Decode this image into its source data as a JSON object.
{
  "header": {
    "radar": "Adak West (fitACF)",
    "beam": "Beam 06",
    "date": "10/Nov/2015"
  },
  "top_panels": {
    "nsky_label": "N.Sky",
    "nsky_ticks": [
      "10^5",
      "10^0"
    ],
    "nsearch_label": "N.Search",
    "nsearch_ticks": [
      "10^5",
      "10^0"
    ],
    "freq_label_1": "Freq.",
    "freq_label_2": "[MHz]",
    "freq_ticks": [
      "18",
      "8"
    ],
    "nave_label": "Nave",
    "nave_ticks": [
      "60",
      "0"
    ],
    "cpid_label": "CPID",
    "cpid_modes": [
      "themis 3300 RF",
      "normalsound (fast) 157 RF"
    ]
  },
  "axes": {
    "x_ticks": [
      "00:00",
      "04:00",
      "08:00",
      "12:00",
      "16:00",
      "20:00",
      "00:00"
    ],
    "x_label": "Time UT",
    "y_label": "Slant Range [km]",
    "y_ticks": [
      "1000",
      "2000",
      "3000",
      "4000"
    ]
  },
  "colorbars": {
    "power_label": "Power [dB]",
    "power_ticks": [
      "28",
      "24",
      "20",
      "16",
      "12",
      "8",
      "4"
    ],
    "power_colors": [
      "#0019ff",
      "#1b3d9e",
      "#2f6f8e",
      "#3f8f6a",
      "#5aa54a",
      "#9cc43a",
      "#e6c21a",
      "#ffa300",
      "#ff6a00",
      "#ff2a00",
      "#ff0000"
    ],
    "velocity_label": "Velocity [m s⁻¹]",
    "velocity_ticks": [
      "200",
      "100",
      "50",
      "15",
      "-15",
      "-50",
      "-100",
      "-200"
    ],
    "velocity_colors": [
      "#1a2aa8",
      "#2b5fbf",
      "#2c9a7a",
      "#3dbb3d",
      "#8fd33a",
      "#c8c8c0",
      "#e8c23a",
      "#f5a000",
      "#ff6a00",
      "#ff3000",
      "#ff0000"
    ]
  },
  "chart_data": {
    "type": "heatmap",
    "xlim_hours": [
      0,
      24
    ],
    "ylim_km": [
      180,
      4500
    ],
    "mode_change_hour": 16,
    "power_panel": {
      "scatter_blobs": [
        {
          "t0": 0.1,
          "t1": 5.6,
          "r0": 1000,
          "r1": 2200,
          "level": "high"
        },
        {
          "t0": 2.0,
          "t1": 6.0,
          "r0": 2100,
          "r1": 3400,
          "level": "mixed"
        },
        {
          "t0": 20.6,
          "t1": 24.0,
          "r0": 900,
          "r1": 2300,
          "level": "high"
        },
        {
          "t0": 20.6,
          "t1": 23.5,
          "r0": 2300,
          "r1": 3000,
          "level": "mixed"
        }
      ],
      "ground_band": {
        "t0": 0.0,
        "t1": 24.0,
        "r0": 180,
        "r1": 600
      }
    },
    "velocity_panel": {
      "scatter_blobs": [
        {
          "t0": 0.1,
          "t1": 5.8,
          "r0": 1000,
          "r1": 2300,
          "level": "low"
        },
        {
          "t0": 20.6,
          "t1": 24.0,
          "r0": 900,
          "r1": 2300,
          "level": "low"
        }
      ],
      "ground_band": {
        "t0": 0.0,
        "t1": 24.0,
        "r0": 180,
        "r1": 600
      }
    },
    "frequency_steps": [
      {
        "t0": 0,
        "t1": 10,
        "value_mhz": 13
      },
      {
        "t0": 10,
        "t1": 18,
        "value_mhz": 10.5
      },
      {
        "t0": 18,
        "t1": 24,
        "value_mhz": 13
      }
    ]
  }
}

============

## [Task requirements]
Transcribe the material above in its entirety. Match it exactly.

## [Exercise response]
Decode this image into its source data as a JSON object.
{
  "header": {
    "radar": "Adak West (fitACF)",
    "beam": "Beam 06",
    "date": "10/Nov/2015"
  },
  "top_panels": {
    "nsky_label": "N.Sky",
    "nsky_ticks": [
      "10^5",
      "10^0"
    ],
    "nsearch_label": "N.Search",
    "nsearch_ticks": [
      "10^5",
      "10^0"
    ],
    "freq_label_1": "Freq.",
    "freq_label_2": "[MHz]",
    "freq_ticks": [
      "18",
      "8"
    ],
    "nave_label": "Nave",
    "nave_ticks": [
      "60",
      "0"
    ],
    "cpid_label": "CPID",
    "cpid_modes": [
      "themis 3300 RF",
      "normalsound (fast) 157 RF"
    ]
  },
  "axes": {
    "x_ticks": [
      "00:00",
      "04:00",
      "08:00",
      "12:00",
      "16:00",
      "20:00",
      "00:00"
    ],
    "x_label": "Time UT",
    "y_label": "Slant Range [km]",
    "y_ticks": [
      "1000",
      "2000",
      "3000",
      "4000"
    ]
  },
  "colorbars": {
    "power_label": "Power [dB]",
    "power_ticks": [
      "28",
      "24",
      "20",
      "16",
      "12",
      "8",
      "4"
    ],
    "power_colors": [
      "#0019ff",
      "#1b3d9e",
      "#2f6f8e",
      "#3f8f6a",
      "#5aa54a",
      "#9cc43a",
      "#e6c21a",
      "#ffa300",
      "#ff6a00",
      "#ff2a00",
      "#ff0000"
    ],
    "velocity_label": "Velocity [m s⁻¹]",
    "velocity_ticks": [
      "200",
      "100",
      "50",
      "15",
      "-15",
      "-50",
      "-100",
      "-200"
    ],
    "velocity_colors": [
      "#1a2aa8",
      "#2b5fbf",
      "#2c9a7a",
      "#3dbb3d",
      "#8fd33a",
      "#c8c8c0",
      "#e8c23a",
      "#f5a000",
      "#ff6a00",
      "#ff3000",
      "#ff0000"
    ]
  },
  "chart_data": {
    "type": "heatmap",
    "xlim_hours": [
      0,
      24
    ],
    "ylim_km": [
      180,
      4500
    ],
    "mode_change_hour": 16,
    "power_panel": {
      "scatter_blobs": [
        {
          "t0": 0.1,
          "t1": 5.6,
          "r0": 1000,
          "r1": 2200,
          "level": "high"
        },
        {
          "t0": 2.0,
          "t1": 6.0,
          "r0": 2100,
          "r1": 3400,
          "level": "mixed"
        },
        {
          "t0": 20.6,
          "t1": 24.0,
          "r0": 900,
          "r1": 2300,
          "level": "high"
        },
        {
          "t0": 20.6,
          "t1": 23.5,
          "r0": 2300,
          "r1": 3000,
          "level": "mixed"
        }
      ],
      "ground_band": {
        "t0": 0.0,
        "t1": 24.0,
        "r0": 180,
        "r1": 600
      }
    },
    "velocity_panel": {
      "scatter_blobs": [
        {
          "t0": 0.1,
          "t1": 5.8,
          "r0": 1000,
          "r1": 2300,
          "level": "low"
        },
        {
          "t0": 20.6,
          "t1": 24.0,
          "r0": 900,
          "r1": 2300,
          "level": "low"
        }
      ],
      "ground_band": {
        "t0": 0.0,
        "t1": 24.0,
        "r0": 180,
        "r1": 600
      }
    },
    "frequency_steps": [
      {
        "t0": 0,
        "t1": 10,
        "value_mhz": 13
      },
      {
        "t0": 10,
        "t1": 18,
        "value_mhz": 10.5
      },
      {
        "t0": 18,
        "t1": 24,
        "value_mhz": 13
      }
    ]
  }
}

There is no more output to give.